## Exercise description
Search the material for the string "下列说法正确的是", then report how many lines hold it, with no other text.

## Data extract
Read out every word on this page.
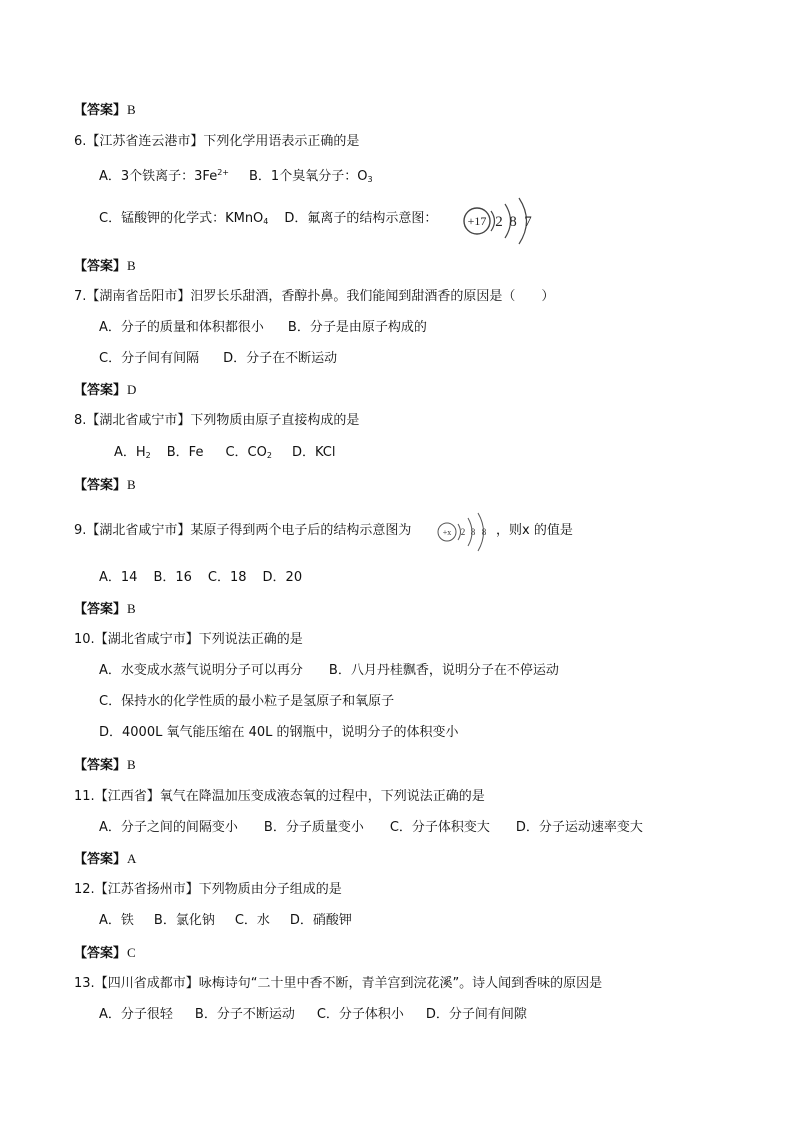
【答案】B
6.【江苏省连云港市】下列化学用语表示正确的是
A．3个铁离子：$3Fe^{2+}$ B．1个臭氧分子：$O_3$
C．锰酸钾的化学式：KMnO$_4$ D．氟离子的结构示意图：	+17 2 8 7
【答案】B
7.【湖南省岳阳市】汨罗长乐甜酒，香醇扑鼻。我们能闻到甜酒香的原因是（　　）
A．分子的质量和体积都很小 B．分子是由原子构成的
C．分子间有间隔 D．分子在不断运动
【答案】D
8.【湖北省咸宁市】下列物质由原子直接构成的是
A．$H_2$ B．Fe C．$CO_2$ D．KCl
【答案】B
9.【湖北省咸宁市】某原子得到两个电子后的结构示意图为	+x 2 8 8 ，则x 的值是
A．14 B．16 C．18 D．20
【答案】B
10.【湖北省咸宁市】下列说法正确的是
A．水变成水蒸气说明分子可以再分 B．八月丹桂飘香，说明分子在不停运动
C．保持水的化学性质的最小粒子是氢原子和氧原子
D．4000L 氧气能压缩在 40L 的钢瓶中，说明分子的体积变小
【答案】B
11.【江西省】氧气在降温加压变成液态氧的过程中，下列说法正确的是
A．分子之间的间隔变小 B．分子质量变小 C．分子体积变大 D．分子运动速率变大
【答案】A
12.【江苏省扬州市】下列物质由分子组成的是
A．铁 B．氯化钠 C．水 D．硝酸钾
【答案】C
13.【四川省成都市】咏梅诗句“二十里中香不断，青羊宫到浣花溪”。诗人闻到香味的原因是
A．分子很轻 B．分子不断运动 C．分子体积小 D．分子间有间隙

## Written answer
2